STATED TASK:
Single out each line with the word "subtitle" and copy it.

RECORD EXCERPTS:
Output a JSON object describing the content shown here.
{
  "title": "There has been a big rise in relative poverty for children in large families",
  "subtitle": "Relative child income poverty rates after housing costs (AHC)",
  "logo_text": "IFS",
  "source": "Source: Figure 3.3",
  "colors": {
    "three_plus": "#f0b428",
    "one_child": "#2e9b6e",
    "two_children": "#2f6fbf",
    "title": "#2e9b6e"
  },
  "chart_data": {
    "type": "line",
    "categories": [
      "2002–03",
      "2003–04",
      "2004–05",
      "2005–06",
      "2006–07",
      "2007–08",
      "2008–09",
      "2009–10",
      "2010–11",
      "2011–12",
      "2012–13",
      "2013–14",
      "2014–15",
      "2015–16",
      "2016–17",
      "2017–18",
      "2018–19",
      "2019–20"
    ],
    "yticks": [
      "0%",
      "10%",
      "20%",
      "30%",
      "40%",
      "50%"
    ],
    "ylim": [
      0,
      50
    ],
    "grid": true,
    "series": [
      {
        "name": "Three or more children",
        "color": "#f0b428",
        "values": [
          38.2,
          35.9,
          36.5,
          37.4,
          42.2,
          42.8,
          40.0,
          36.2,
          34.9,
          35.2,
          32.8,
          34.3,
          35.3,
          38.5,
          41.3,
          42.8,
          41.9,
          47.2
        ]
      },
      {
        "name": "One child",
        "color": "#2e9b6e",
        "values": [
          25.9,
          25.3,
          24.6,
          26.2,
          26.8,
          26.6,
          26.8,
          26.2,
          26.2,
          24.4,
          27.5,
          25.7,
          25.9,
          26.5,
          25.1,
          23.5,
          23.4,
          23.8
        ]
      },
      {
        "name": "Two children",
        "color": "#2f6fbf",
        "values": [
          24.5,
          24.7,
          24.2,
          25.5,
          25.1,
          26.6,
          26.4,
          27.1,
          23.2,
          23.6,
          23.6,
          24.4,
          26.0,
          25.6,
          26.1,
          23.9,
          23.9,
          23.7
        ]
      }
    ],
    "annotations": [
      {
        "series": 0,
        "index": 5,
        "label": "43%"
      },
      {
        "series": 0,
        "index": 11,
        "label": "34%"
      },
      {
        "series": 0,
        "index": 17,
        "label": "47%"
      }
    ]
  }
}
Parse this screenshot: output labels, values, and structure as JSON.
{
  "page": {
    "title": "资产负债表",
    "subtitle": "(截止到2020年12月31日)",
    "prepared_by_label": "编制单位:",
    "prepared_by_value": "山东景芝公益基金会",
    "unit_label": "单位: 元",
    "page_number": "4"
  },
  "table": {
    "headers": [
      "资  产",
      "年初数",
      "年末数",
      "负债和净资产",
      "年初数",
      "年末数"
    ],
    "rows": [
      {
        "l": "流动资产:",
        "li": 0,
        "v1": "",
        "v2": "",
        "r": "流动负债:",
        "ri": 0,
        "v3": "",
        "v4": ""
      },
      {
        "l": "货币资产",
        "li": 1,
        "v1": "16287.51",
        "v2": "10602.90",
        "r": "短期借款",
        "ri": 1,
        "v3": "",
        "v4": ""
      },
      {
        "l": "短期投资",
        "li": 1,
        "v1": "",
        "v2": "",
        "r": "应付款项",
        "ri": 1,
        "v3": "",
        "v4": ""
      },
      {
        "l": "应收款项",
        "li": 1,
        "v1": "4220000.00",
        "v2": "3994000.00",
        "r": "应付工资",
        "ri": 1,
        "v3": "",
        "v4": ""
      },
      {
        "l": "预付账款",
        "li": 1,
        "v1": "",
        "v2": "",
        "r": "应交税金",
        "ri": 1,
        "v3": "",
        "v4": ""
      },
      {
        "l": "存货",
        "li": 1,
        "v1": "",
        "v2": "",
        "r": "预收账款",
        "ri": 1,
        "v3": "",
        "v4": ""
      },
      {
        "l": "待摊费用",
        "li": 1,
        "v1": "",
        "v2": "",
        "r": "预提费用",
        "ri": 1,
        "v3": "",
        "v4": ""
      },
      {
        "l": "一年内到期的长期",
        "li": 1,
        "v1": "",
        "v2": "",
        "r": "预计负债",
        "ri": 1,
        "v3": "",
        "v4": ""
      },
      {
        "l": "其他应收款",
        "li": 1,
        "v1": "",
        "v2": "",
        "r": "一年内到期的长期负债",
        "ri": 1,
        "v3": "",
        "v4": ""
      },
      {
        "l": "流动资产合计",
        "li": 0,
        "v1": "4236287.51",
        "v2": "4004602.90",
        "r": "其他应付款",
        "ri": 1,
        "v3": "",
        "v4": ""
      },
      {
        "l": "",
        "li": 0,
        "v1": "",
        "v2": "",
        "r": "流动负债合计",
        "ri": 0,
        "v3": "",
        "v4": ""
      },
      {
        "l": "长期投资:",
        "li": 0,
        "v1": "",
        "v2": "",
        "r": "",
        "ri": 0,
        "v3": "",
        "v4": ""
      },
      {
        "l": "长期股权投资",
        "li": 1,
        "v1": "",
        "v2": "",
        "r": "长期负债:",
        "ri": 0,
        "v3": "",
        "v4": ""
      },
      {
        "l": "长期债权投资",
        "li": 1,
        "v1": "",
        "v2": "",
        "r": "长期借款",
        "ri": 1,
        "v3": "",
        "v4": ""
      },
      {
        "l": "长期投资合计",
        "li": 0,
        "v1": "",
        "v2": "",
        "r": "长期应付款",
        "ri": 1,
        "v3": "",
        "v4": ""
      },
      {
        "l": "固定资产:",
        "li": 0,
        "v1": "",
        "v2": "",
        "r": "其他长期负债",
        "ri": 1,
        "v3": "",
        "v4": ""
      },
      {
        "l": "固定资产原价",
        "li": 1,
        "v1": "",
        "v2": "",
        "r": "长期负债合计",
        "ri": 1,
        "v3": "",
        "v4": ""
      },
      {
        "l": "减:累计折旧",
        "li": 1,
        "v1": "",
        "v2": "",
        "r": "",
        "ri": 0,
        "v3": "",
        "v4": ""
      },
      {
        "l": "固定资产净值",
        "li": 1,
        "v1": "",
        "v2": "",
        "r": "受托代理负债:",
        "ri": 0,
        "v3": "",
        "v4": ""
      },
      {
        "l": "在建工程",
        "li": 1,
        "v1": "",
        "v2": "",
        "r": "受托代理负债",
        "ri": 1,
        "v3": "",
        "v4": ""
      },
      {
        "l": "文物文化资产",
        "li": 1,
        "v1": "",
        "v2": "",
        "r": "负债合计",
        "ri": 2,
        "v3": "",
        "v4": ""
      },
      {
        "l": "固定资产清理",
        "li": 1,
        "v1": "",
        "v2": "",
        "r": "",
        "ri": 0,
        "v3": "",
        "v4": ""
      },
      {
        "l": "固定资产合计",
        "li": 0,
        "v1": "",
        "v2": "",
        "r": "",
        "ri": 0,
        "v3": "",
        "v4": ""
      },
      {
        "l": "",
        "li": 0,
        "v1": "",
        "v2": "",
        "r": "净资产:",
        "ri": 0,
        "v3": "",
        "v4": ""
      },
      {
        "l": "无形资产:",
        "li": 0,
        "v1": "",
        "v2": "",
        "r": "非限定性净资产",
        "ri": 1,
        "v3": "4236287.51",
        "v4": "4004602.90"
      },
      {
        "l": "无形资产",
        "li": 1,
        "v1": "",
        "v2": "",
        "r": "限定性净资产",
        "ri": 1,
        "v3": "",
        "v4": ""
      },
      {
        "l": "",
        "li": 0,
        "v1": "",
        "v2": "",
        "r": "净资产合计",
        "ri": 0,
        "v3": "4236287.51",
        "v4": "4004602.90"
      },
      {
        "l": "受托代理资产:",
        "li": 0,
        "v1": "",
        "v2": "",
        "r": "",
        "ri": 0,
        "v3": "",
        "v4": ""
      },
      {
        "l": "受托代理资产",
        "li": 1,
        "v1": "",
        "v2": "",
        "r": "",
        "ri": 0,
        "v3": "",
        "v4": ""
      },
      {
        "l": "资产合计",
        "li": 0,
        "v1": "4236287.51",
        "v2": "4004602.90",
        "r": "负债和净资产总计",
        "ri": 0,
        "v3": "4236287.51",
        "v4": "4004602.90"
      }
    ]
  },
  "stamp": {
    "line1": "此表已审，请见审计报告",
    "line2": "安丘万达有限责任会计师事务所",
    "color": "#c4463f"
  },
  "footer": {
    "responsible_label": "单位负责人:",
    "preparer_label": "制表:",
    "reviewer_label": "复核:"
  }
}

TASK RESPONSE:
  "subtitle": "Relative child income poverty rates after housing costs (AHC)",
    "subtitle": "(截止到2020年12月31日)",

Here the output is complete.